+++ Material for the task

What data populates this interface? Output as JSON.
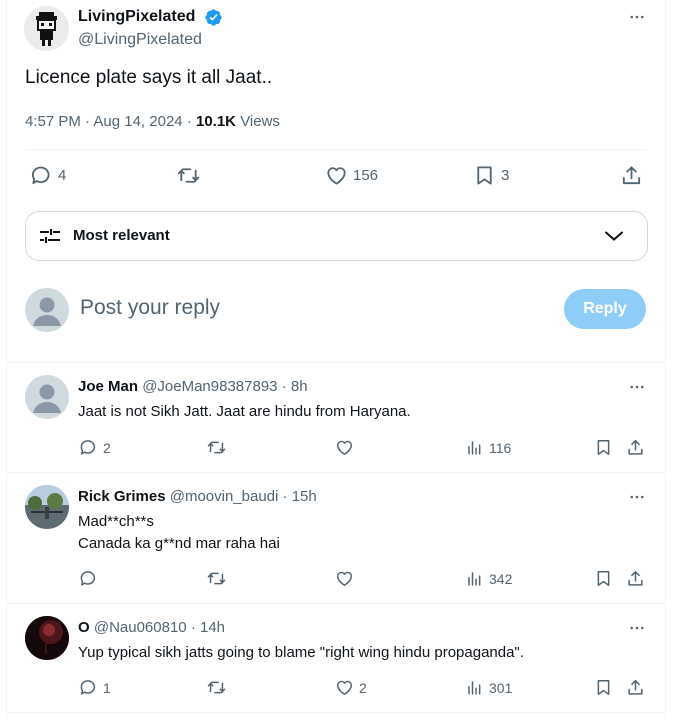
{
  "tweet": {
    "author_name": "LivingPixelated",
    "author_handle": "@LivingPixelated",
    "text": "Licence plate says it all Jaat..",
    "time": "4:57 PM",
    "date": "Aug 14, 2024",
    "views_count": "10.1K",
    "views_label": "Views",
    "stats": {
      "replies": "4",
      "likes": "156",
      "bookmarks": "3"
    }
  },
  "sort": {
    "label": "Most relevant"
  },
  "reply_box": {
    "placeholder": "Post your reply",
    "button_label": "Reply"
  },
  "colors": {
    "accent": "#1d9bf0",
    "reply_disabled": "#8ecdf8",
    "verified": "#1d9bf0",
    "muted": "#536471"
  },
  "replies": [
    {
      "name": "Joe Man",
      "handle": "@JoeMan98387893",
      "time": "8h",
      "lines": [
        "Jaat is not Sikh Jatt. Jaat are hindu from Haryana."
      ],
      "reply_count": "2",
      "like_count": "",
      "views": "116"
    },
    {
      "name": "Rick Grimes",
      "handle": "@moovin_baudi",
      "time": "15h",
      "lines": [
        "Mad**ch**s",
        "Canada ka g**nd mar raha hai"
      ],
      "reply_count": "",
      "like_count": "",
      "views": "342"
    },
    {
      "name": "O",
      "handle": "@Nau060810",
      "time": "14h",
      "lines": [
        "Yup typical sikh jatts going to blame \"right wing hindu propaganda\"."
      ],
      "reply_count": "1",
      "like_count": "2",
      "views": "301"
    }
  ]
}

++++++

[Problem statement]:
Copy every record above exactly, leaving out the pictures.

[Task output]:
What data populates this interface? Output as JSON.
{
  "tweet": {
    "author_name": "LivingPixelated",
    "author_handle": "@LivingPixelated",
    "text": "Licence plate says it all Jaat..",
    "time": "4:57 PM",
    "date": "Aug 14, 2024",
    "views_count": "10.1K",
    "views_label": "Views",
    "stats": {
      "replies": "4",
      "likes": "156",
      "bookmarks": "3"
    }
  },
  "sort": {
    "label": "Most relevant"
  },
  "reply_box": {
    "placeholder": "Post your reply",
    "button_label": "Reply"
  },
  "colors": {
    "accent": "#1d9bf0",
    "reply_disabled": "#8ecdf8",
    "verified": "#1d9bf0",
    "muted": "#536471"
  },
  "replies": [
    {
      "name": "Joe Man",
      "handle": "@JoeMan98387893",
      "time": "8h",
      "lines": [
        "Jaat is not Sikh Jatt. Jaat are hindu from Haryana."
      ],
      "reply_count": "2",
      "like_count": "",
      "views": "116"
    },
    {
      "name": "Rick Grimes",
      "handle": "@moovin_baudi",
      "time": "15h",
      "lines": [
        "Mad**ch**s",
        "Canada ka g**nd mar raha hai"
      ],
      "reply_count": "",
      "like_count": "",
      "views": "342"
    },
    {
      "name": "O",
      "handle": "@Nau060810",
      "time": "14h",
      "lines": [
        "Yup typical sikh jatts going to blame \"right wing hindu propaganda\"."
      ],
      "reply_count": "1",
      "like_count": "2",
      "views": "301"
    }
  ]
}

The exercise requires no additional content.